[Saved entries]
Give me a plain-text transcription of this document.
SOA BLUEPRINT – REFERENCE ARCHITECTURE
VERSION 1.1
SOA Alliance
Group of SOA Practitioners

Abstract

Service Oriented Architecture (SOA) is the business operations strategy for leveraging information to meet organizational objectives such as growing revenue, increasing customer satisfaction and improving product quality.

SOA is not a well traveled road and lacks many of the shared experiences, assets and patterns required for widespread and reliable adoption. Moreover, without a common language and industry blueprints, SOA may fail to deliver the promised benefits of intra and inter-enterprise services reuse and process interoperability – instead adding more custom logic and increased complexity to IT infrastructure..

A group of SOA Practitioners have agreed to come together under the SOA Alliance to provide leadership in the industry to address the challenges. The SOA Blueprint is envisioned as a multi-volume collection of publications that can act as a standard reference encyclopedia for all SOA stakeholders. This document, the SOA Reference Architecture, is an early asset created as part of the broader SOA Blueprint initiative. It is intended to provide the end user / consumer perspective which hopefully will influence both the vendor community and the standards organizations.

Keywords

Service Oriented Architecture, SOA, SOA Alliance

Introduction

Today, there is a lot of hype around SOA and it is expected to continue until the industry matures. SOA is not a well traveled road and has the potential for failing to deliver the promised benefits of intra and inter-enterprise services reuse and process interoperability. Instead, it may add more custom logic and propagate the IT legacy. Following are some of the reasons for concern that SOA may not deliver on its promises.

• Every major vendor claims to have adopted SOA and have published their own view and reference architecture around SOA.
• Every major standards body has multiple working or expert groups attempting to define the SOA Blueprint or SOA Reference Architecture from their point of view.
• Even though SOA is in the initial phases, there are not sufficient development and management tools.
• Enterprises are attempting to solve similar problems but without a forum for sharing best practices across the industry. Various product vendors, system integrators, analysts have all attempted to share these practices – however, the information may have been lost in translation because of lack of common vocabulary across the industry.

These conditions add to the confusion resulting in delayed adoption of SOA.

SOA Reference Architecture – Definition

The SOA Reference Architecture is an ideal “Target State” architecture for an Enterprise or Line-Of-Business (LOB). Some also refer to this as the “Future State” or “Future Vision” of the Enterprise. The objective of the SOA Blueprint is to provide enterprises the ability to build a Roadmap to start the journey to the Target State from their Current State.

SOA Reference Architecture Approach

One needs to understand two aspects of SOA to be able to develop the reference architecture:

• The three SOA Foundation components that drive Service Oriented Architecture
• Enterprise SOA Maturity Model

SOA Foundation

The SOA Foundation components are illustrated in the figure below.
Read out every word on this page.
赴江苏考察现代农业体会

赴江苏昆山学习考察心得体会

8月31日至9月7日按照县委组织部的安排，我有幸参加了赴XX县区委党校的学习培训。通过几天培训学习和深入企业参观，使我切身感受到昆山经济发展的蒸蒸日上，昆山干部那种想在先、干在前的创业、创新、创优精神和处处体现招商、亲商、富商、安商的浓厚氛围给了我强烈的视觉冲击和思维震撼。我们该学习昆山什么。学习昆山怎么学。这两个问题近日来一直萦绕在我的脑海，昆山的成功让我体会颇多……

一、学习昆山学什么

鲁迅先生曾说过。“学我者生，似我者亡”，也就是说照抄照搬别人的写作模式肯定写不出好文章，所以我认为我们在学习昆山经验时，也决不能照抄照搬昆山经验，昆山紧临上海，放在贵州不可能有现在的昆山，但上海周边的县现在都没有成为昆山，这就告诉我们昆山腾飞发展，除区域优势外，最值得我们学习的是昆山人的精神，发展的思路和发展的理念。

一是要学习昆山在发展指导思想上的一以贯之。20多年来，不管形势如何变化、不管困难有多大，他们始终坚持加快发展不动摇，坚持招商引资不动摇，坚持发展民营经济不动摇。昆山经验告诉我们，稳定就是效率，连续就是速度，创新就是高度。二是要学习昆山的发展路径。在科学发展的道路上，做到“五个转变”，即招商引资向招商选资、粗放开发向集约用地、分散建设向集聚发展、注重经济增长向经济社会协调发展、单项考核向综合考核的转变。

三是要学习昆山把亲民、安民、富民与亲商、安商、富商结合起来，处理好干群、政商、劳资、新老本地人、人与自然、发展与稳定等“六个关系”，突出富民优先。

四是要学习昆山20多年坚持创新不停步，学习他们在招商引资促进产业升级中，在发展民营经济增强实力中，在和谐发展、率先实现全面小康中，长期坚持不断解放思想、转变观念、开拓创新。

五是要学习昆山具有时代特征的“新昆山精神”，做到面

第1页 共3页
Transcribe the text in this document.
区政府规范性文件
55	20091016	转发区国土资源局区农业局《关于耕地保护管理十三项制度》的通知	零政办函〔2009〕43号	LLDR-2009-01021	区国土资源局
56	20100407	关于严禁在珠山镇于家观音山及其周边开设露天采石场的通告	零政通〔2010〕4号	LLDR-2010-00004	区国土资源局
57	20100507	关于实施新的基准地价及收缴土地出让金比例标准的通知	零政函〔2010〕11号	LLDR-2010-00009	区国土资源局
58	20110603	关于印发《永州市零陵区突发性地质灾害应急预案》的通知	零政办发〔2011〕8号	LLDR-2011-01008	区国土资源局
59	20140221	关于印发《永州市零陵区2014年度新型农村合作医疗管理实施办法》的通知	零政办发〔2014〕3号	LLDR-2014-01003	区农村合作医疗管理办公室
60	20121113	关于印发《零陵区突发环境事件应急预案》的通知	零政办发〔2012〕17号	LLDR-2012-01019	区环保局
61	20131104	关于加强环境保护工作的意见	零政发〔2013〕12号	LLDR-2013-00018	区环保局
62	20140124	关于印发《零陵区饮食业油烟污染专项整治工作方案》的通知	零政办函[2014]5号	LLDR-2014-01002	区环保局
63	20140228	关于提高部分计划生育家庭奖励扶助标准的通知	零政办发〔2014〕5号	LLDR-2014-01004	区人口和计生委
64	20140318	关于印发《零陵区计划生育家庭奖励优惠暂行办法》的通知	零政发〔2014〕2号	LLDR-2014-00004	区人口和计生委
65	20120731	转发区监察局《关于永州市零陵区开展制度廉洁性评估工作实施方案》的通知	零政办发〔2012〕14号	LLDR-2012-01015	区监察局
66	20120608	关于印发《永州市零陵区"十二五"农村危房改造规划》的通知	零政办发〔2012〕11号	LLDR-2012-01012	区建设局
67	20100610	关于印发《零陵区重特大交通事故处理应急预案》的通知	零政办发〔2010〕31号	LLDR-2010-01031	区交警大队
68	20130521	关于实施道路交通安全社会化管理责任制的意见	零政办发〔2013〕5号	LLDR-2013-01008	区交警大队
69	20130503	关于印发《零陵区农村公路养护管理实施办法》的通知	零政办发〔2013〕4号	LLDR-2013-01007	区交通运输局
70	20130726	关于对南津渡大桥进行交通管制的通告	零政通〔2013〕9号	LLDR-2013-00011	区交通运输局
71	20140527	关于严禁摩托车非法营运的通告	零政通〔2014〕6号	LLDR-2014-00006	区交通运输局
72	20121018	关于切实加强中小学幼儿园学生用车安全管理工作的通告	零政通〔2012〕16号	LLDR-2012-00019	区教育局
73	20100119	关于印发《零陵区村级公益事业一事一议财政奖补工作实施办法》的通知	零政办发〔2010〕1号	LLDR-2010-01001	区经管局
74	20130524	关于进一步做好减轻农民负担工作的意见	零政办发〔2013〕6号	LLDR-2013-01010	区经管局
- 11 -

PROMPT: Each line must be given again exactly as written above.

WRITTEN RESPONSE:
Give me a plain-text transcription of this document.
SOA BLUEPRINT – REFERENCE ARCHITECTURE
VERSION 1.1
SOA Alliance
Group of SOA Practitioners

Abstract

Service Oriented Architecture (SOA) is the business operations strategy for leveraging information to meet organizational objectives such as growing revenue, increasing customer satisfaction and improving product quality.

SOA is not a well traveled road and lacks many of the shared experiences, assets and patterns required for widespread and reliable adoption. Moreover, without a common language and industry blueprints, SOA may fail to deliver the promised benefits of intra and inter-enterprise services reuse and process interoperability – instead adding more custom logic and increased complexity to IT infrastructure..

A group of SOA Practitioners have agreed to come together under the SOA Alliance to provide leadership in the industry to address the challenges. The SOA Blueprint is envisioned as a multi-volume collection of publications that can act as a standard reference encyclopedia for all SOA stakeholders. This document, the SOA Reference Architecture, is an early asset created as part of the broader SOA Blueprint initiative. It is intended to provide the end user / consumer perspective which hopefully will influence both the vendor community and the standards organizations.

Keywords

Service Oriented Architecture, SOA, SOA Alliance

Introduction

Today, there is a lot of hype around SOA and it is expected to continue until the industry matures. SOA is not a well traveled road and has the potential for failing to deliver the promised benefits of intra and inter-enterprise services reuse and process interoperability. Instead, it may add more custom logic and propagate the IT legacy. Following are some of the reasons for concern that SOA may not deliver on its promises.

• Every major vendor claims to have adopted SOA and have published their own view and reference architecture around SOA.
• Every major standards body has multiple working or expert groups attempting to define the SOA Blueprint or SOA Reference Architecture from their point of view.
• Even though SOA is in the initial phases, there are not sufficient development and management tools.
• Enterprises are attempting to solve similar problems but without a forum for sharing best practices across the industry. Various product vendors, system integrators, analysts have all attempted to share these practices – however, the information may have been lost in translation because of lack of common vocabulary across the industry.

These conditions add to the confusion resulting in delayed adoption of SOA.

SOA Reference Architecture – Definition

The SOA Reference Architecture is an ideal “Target State” architecture for an Enterprise or Line-Of-Business (LOB). Some also refer to this as the “Future State” or “Future Vision” of the Enterprise. The objective of the SOA Blueprint is to provide enterprises the ability to build a Roadmap to start the journey to the Target State from their Current State.

SOA Reference Architecture Approach

One needs to understand two aspects of SOA to be able to develop the reference architecture:

• The three SOA Foundation components that drive Service Oriented Architecture
• Enterprise SOA Maturity Model

SOA Foundation

The SOA Foundation components are illustrated in the figure below.
Read out every word on this page.
赴江苏考察现代农业体会

赴江苏昆山学习考察心得体会

8月31日至9月7日按照县委组织部的安排，我有幸参加了赴XX县区委党校的学习培训。通过几天培训学习和深入企业参观，使我切身感受到昆山经济发展的蒸蒸日上，昆山干部那种想在先、干在前的创业、创新、创优精神和处处体现招商、亲商、富商、安商的浓厚氛围给了我强烈的视觉冲击和思维震撼。我们该学习昆山什么。学习昆山怎么学。这两个问题近日来一直萦绕在我的脑海，昆山的成功让我体会颇多……

一、学习昆山学什么

鲁迅先生曾说过。“学我者生，似我者亡”，也就是说照抄照搬别人的写作模式肯定写不出好文章，所以我认为我们在学习昆山经验时，也决不能照抄照搬昆山经验，昆山紧临上海，放在贵州不可能有现在的昆山，但上海周边的县现在都没有成为昆山，这就告诉我们昆山腾飞发展，除区域优势外，最值得我们学习的是昆山人的精神，发展的思路和发展的理念。

一是要学习昆山在发展指导思想上的一以贯之。20多年来，不管形势如何变化、不管困难有多大，他们始终坚持加快发展不动摇，坚持招商引资不动摇，坚持发展民营经济不动摇。昆山经验告诉我们，稳定就是效率，连续就是速度，创新就是高度。二是要学习昆山的发展路径。在科学发展的道路上，做到“五个转变”，即招商引资向招商选资、粗放开发向集约用地、分散建设向集聚发展、注重经济增长向经济社会协调发展、单项考核向综合考核的转变。

三是要学习昆山把亲民、安民、富民与亲商、安商、富商结合起来，处理好干群、政商、劳资、新老本地人、人与自然、发展与稳定等“六个关系”，突出富民优先。

四是要学习昆山20多年坚持创新不停步，学习他们在招商引资促进产业升级中，在发展民营经济增强实力中，在和谐发展、率先实现全面小康中，长期坚持不断解放思想、转变观念、开拓创新。

五是要学习昆山具有时代特征的“新昆山精神”，做到面

第1页 共3页
Transcribe the text in this document.
区政府规范性文件
55	20091016	转发区国土资源局区农业局《关于耕地保护管理十三项制度》的通知	零政办函〔2009〕43号	LLDR-2009-01021	区国土资源局
56	20100407	关于严禁在珠山镇于家观音山及其周边开设露天采石场的通告	零政通〔2010〕4号	LLDR-2010-00004	区国土资源局
57	20100507	关于实施新的基准地价及收缴土地出让金比例标准的通知	零政函〔2010〕11号	LLDR-2010-00009	区国土资源局
58	20110603	关于印发《永州市零陵区突发性地质灾害应急预案》的通知	零政办发〔2011〕8号	LLDR-2011-01008	区国土资源局
59	20140221	关于印发《永州市零陵区2014年度新型农村合作医疗管理实施办法》的通知	零政办发〔2014〕3号	LLDR-2014-01003	区农村合作医疗管理办公室
60	20121113	关于印发《零陵区突发环境事件应急预案》的通知	零政办发〔2012〕17号	LLDR-2012-01019	区环保局
61	20131104	关于加强环境保护工作的意见	零政发〔2013〕12号	LLDR-2013-00018	区环保局
62	20140124	关于印发《零陵区饮食业油烟污染专项整治工作方案》的通知	零政办函[2014]5号	LLDR-2014-01002	区环保局
63	20140228	关于提高部分计划生育家庭奖励扶助标准的通知	零政办发〔2014〕5号	LLDR-2014-01004	区人口和计生委
64	20140318	关于印发《零陵区计划生育家庭奖励优惠暂行办法》的通知	零政发〔2014〕2号	LLDR-2014-00004	区人口和计生委
65	20120731	转发区监察局《关于永州市零陵区开展制度廉洁性评估工作实施方案》的通知	零政办发〔2012〕14号	LLDR-2012-01015	区监察局
66	20120608	关于印发《永州市零陵区"十二五"农村危房改造规划》的通知	零政办发〔2012〕11号	LLDR-2012-01012	区建设局
67	20100610	关于印发《零陵区重特大交通事故处理应急预案》的通知	零政办发〔2010〕31号	LLDR-2010-01031	区交警大队
68	20130521	关于实施道路交通安全社会化管理责任制的意见	零政办发〔2013〕5号	LLDR-2013-01008	区交警大队
69	20130503	关于印发《零陵区农村公路养护管理实施办法》的通知	零政办发〔2013〕4号	LLDR-2013-01007	区交通运输局
70	20130726	关于对南津渡大桥进行交通管制的通告	零政通〔2013〕9号	LLDR-2013-00011	区交通运输局
71	20140527	关于严禁摩托车非法营运的通告	零政通〔2014〕6号	LLDR-2014-00006	区交通运输局
72	20121018	关于切实加强中小学幼儿园学生用车安全管理工作的通告	零政通〔2012〕16号	LLDR-2012-00019	区教育局
73	20100119	关于印发《零陵区村级公益事业一事一议财政奖补工作实施办法》的通知	零政办发〔2010〕1号	LLDR-2010-01001	区经管局
74	20130524	关于进一步做好减轻农民负担工作的意见	零政办发〔2013〕6号	LLDR-2013-01010	区经管局
- 11 -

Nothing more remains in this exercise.